-- START --
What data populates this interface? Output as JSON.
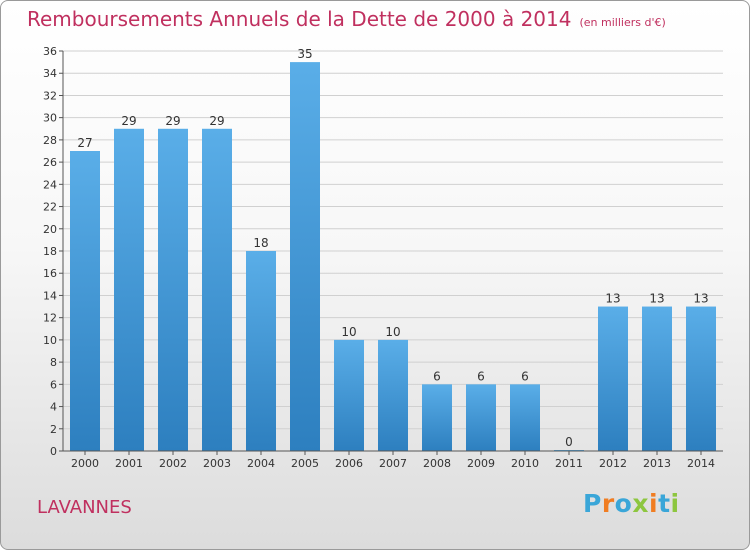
{
  "title": "Remboursements Annuels de la Dette de 2000 à 2014",
  "subtitle": "(en milliers d'€)",
  "commune": "LAVANNES",
  "logo": {
    "text": "Proxiti",
    "letters": [
      {
        "ch": "P",
        "color": "#3aa6d8"
      },
      {
        "ch": "r",
        "color": "#f07d22"
      },
      {
        "ch": "o",
        "color": "#3aa6d8"
      },
      {
        "ch": "x",
        "color": "#8dc63f"
      },
      {
        "ch": "i",
        "color": "#f07d22"
      },
      {
        "ch": "t",
        "color": "#3aa6d8"
      },
      {
        "ch": "i",
        "color": "#8dc63f"
      }
    ]
  },
  "colors": {
    "title": "#c0305f",
    "bar_top": "#5aaee8",
    "bar_bottom": "#2d7fbf",
    "grid": "#d0d0d0",
    "axis": "#555555"
  },
  "chart_data": {
    "type": "bar",
    "categories": [
      "2000",
      "2001",
      "2002",
      "2003",
      "2004",
      "2005",
      "2006",
      "2007",
      "2008",
      "2009",
      "2010",
      "2011",
      "2012",
      "2013",
      "2014"
    ],
    "values": [
      27,
      29,
      29,
      29,
      18,
      35,
      10,
      10,
      6,
      6,
      6,
      0,
      13,
      13,
      13
    ],
    "ylim": [
      0,
      36
    ],
    "yticks": [
      0,
      2,
      4,
      6,
      8,
      10,
      12,
      14,
      16,
      18,
      20,
      22,
      24,
      26,
      28,
      30,
      32,
      34,
      36
    ],
    "grid": true,
    "xlabel": "",
    "ylabel": ""
  }
}
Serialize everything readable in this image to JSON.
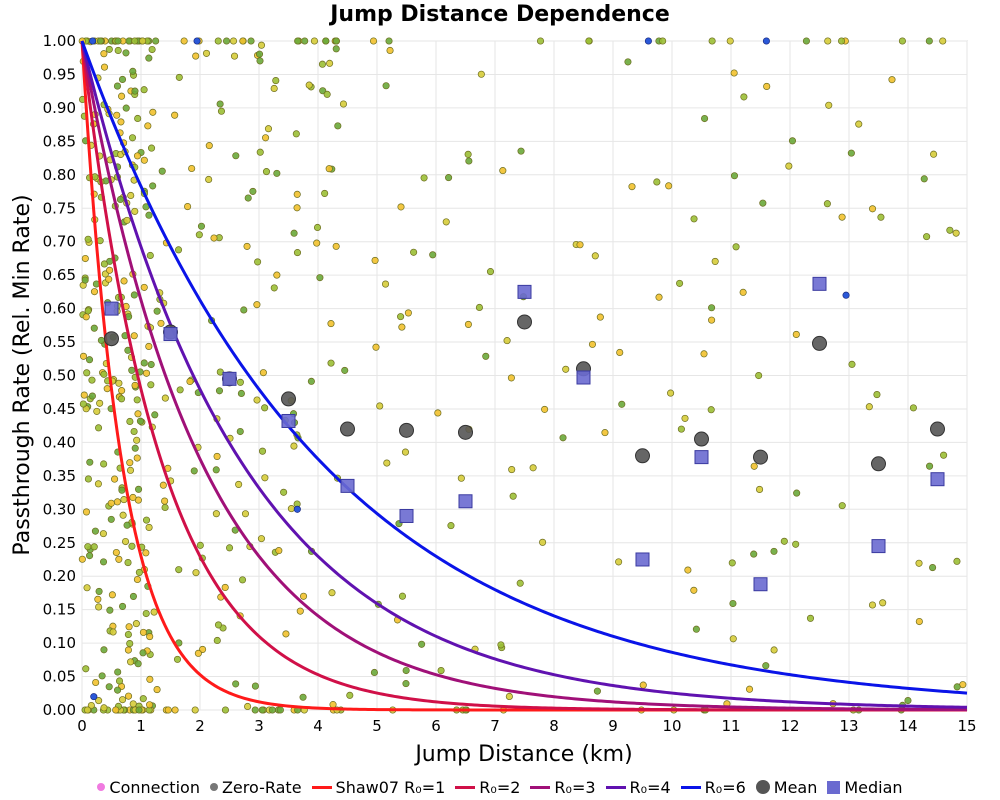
{
  "chart_data": {
    "type": "scatter",
    "title": "Jump Distance Dependence",
    "xlabel": "Jump Distance (km)",
    "ylabel": "Passthrough Rate (Rel. Min Rate)",
    "xlim": [
      0,
      15
    ],
    "ylim": [
      0,
      1
    ],
    "x_ticks": [
      "0",
      "1",
      "2",
      "3",
      "4",
      "5",
      "6",
      "7",
      "8",
      "9",
      "10",
      "11",
      "12",
      "13",
      "14",
      "15"
    ],
    "y_ticks": [
      "0.00",
      "0.05",
      "0.10",
      "0.15",
      "0.20",
      "0.25",
      "0.30",
      "0.35",
      "0.40",
      "0.45",
      "0.50",
      "0.55",
      "0.60",
      "0.65",
      "0.70",
      "0.75",
      "0.80",
      "0.85",
      "0.90",
      "0.95",
      "1.00"
    ],
    "grid": true,
    "legend_position": "bottom",
    "background_points": {
      "count": 650,
      "colors": [
        "#f2c12e",
        "#9bbf35",
        "#6aa83a",
        "#d6cc3a"
      ],
      "edge_color": "#6e6e20"
    },
    "curves": [
      {
        "name": "Shaw07 R₀=1",
        "R0": 1,
        "color": "#ff1a1a"
      },
      {
        "name": "R₀=2",
        "R0": 2,
        "color": "#d01048"
      },
      {
        "name": "R₀=3",
        "R0": 3,
        "color": "#a01078"
      },
      {
        "name": "R₀=4",
        "R0": 4,
        "color": "#6012b0"
      },
      {
        "name": "R₀=6",
        "R0": 6,
        "color": "#0a14e8"
      }
    ],
    "mean": {
      "name": "Mean",
      "color": "#555555",
      "x": [
        0.5,
        1.5,
        2.5,
        3.5,
        4.5,
        5.5,
        6.5,
        7.5,
        8.5,
        9.5,
        10.5,
        11.5,
        12.5,
        13.5,
        14.5
      ],
      "y": [
        0.555,
        0.565,
        0.495,
        0.465,
        0.42,
        0.418,
        0.415,
        0.58,
        0.51,
        0.38,
        0.405,
        0.378,
        0.548,
        0.368,
        0.42
      ]
    },
    "median": {
      "name": "Median",
      "color": "#6a6ad0",
      "x": [
        0.5,
        1.5,
        2.5,
        3.5,
        4.5,
        5.5,
        6.5,
        7.5,
        8.5,
        9.5,
        10.5,
        11.5,
        12.5,
        13.5,
        14.5
      ],
      "y": [
        0.6,
        0.562,
        0.495,
        0.432,
        0.335,
        0.29,
        0.312,
        0.625,
        0.497,
        0.225,
        0.378,
        0.188,
        0.637,
        0.245,
        0.345
      ]
    },
    "legend": [
      {
        "label": "Connection",
        "symbol": "dot",
        "color": "#f07ae0"
      },
      {
        "label": "Zero-Rate",
        "symbol": "dot",
        "color": "#777777"
      },
      {
        "label": "Shaw07 R₀=1",
        "symbol": "line",
        "color": "#ff1a1a"
      },
      {
        "label": "R₀=2",
        "symbol": "line",
        "color": "#d01048"
      },
      {
        "label": "R₀=3",
        "symbol": "line",
        "color": "#a01078"
      },
      {
        "label": "R₀=4",
        "symbol": "line",
        "color": "#6012b0"
      },
      {
        "label": "R₀=6",
        "symbol": "line",
        "color": "#0a14e8"
      },
      {
        "label": "Mean",
        "symbol": "circle",
        "color": "#555555"
      },
      {
        "label": "Median",
        "symbol": "square",
        "color": "#6a6ad0"
      }
    ]
  }
}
-- END --
Instructions to follow: Print out the material word for word, omitting the pictures.

Result of the exercise:
What data populates this interface? Output as JSON.
{
  "title": "Remboursements Annuels de la Dette de 2000 à 2014",
  "subtitle": "(en milliers d'€)",
  "commune": "LAVANNES",
  "logo": {
    "text": "Proxiti",
    "letters": [
      {
        "ch": "P",
        "color": "#3aa6d8"
      },
      {
        "ch": "r",
        "color": "#f07d22"
      },
      {
        "ch": "o",
        "color": "#3aa6d8"
      },
      {
        "ch": "x",
        "color": "#8dc63f"
      },
      {
        "ch": "i",
        "color": "#f07d22"
      },
      {
        "ch": "t",
        "color": "#3aa6d8"
      },
      {
        "ch": "i",
        "color": "#8dc63f"
      }
    ]
  },
  "colors": {
    "title": "#c0305f",
    "bar_top": "#5aaee8",
    "bar_bottom": "#2d7fbf",
    "grid": "#d0d0d0",
    "axis": "#555555"
  },
  "chart_data": {
    "type": "bar",
    "categories": [
      "2000",
      "2001",
      "2002",
      "2003",
      "2004",
      "2005",
      "2006",
      "2007",
      "2008",
      "2009",
      "2010",
      "2011",
      "2012",
      "2013",
      "2014"
    ],
    "values": [
      27,
      29,
      29,
      29,
      18,
      35,
      10,
      10,
      6,
      6,
      6,
      0,
      13,
      13,
      13
    ],
    "ylim": [
      0,
      36
    ],
    "yticks": [
      0,
      2,
      4,
      6,
      8,
      10,
      12,
      14,
      16,
      18,
      20,
      22,
      24,
      26,
      28,
      30,
      32,
      34,
      36
    ],
    "grid": true,
    "xlabel": "",
    "ylabel": ""
  }
}
Serialize everything readable in this image to JSON.
{
  "chart_data": {
    "type": "scatter",
    "title": "Jump Distance Dependence",
    "xlabel": "Jump Distance (km)",
    "ylabel": "Passthrough Rate (Rel. Min Rate)",
    "xlim": [
      0,
      15
    ],
    "ylim": [
      0,
      1
    ],
    "x_ticks": [
      "0",
      "1",
      "2",
      "3",
      "4",
      "5",
      "6",
      "7",
      "8",
      "9",
      "10",
      "11",
      "12",
      "13",
      "14",
      "15"
    ],
    "y_ticks": [
      "0.00",
      "0.05",
      "0.10",
      "0.15",
      "0.20",
      "0.25",
      "0.30",
      "0.35",
      "0.40",
      "0.45",
      "0.50",
      "0.55",
      "0.60",
      "0.65",
      "0.70",
      "0.75",
      "0.80",
      "0.85",
      "0.90",
      "0.95",
      "1.00"
    ],
    "grid": true,
    "legend_position": "bottom",
    "background_points": {
      "count": 650,
      "colors": [
        "#f2c12e",
        "#9bbf35",
        "#6aa83a",
        "#d6cc3a"
      ],
      "edge_color": "#6e6e20"
    },
    "curves": [
      {
        "name": "Shaw07 R₀=1",
        "R0": 1,
        "color": "#ff1a1a"
      },
      {
        "name": "R₀=2",
        "R0": 2,
        "color": "#d01048"
      },
      {
        "name": "R₀=3",
        "R0": 3,
        "color": "#a01078"
      },
      {
        "name": "R₀=4",
        "R0": 4,
        "color": "#6012b0"
      },
      {
        "name": "R₀=6",
        "R0": 6,
        "color": "#0a14e8"
      }
    ],
    "mean": {
      "name": "Mean",
      "color": "#555555",
      "x": [
        0.5,
        1.5,
        2.5,
        3.5,
        4.5,
        5.5,
        6.5,
        7.5,
        8.5,
        9.5,
        10.5,
        11.5,
        12.5,
        13.5,
        14.5
      ],
      "y": [
        0.555,
        0.565,
        0.495,
        0.465,
        0.42,
        0.418,
        0.415,
        0.58,
        0.51,
        0.38,
        0.405,
        0.378,
        0.548,
        0.368,
        0.42
      ]
    },
    "median": {
      "name": "Median",
      "color": "#6a6ad0",
      "x": [
        0.5,
        1.5,
        2.5,
        3.5,
        4.5,
        5.5,
        6.5,
        7.5,
        8.5,
        9.5,
        10.5,
        11.5,
        12.5,
        13.5,
        14.5
      ],
      "y": [
        0.6,
        0.562,
        0.495,
        0.432,
        0.335,
        0.29,
        0.312,
        0.625,
        0.497,
        0.225,
        0.378,
        0.188,
        0.637,
        0.245,
        0.345
      ]
    },
    "legend": [
      {
        "label": "Connection",
        "symbol": "dot",
        "color": "#f07ae0"
      },
      {
        "label": "Zero-Rate",
        "symbol": "dot",
        "color": "#777777"
      },
      {
        "label": "Shaw07 R₀=1",
        "symbol": "line",
        "color": "#ff1a1a"
      },
      {
        "label": "R₀=2",
        "symbol": "line",
        "color": "#d01048"
      },
      {
        "label": "R₀=3",
        "symbol": "line",
        "color": "#a01078"
      },
      {
        "label": "R₀=4",
        "symbol": "line",
        "color": "#6012b0"
      },
      {
        "label": "R₀=6",
        "symbol": "line",
        "color": "#0a14e8"
      },
      {
        "label": "Mean",
        "symbol": "circle",
        "color": "#555555"
      },
      {
        "label": "Median",
        "symbol": "square",
        "color": "#6a6ad0"
      }
    ]
  }
}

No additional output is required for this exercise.